- **Stated goal**: Exact repetition of every entry is required.

- **Records provided**:
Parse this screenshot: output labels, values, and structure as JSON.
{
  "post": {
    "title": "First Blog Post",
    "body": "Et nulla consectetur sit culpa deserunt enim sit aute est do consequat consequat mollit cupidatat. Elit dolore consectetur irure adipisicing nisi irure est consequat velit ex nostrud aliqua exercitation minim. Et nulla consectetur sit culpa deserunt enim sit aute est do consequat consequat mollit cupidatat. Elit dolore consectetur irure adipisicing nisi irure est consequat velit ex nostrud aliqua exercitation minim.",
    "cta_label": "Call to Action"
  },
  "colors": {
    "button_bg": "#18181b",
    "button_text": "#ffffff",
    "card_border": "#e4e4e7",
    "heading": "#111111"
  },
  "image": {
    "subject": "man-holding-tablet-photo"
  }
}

- **Correct response**:
Parse this screenshot: output labels, values, and structure as JSON.
{
  "post": {
    "title": "First Blog Post",
    "body": "Et nulla consectetur sit culpa deserunt enim sit aute est do consequat consequat mollit cupidatat. Elit dolore consectetur irure adipisicing nisi irure est consequat velit ex nostrud aliqua exercitation minim. Et nulla consectetur sit culpa deserunt enim sit aute est do consequat consequat mollit cupidatat. Elit dolore consectetur irure adipisicing nisi irure est consequat velit ex nostrud aliqua exercitation minim.",
    "cta_label": "Call to Action"
  },
  "colors": {
    "button_bg": "#18181b",
    "button_text": "#ffffff",
    "card_border": "#e4e4e7",
    "heading": "#111111"
  },
  "image": {
    "subject": "man-holding-tablet-photo"
  }
}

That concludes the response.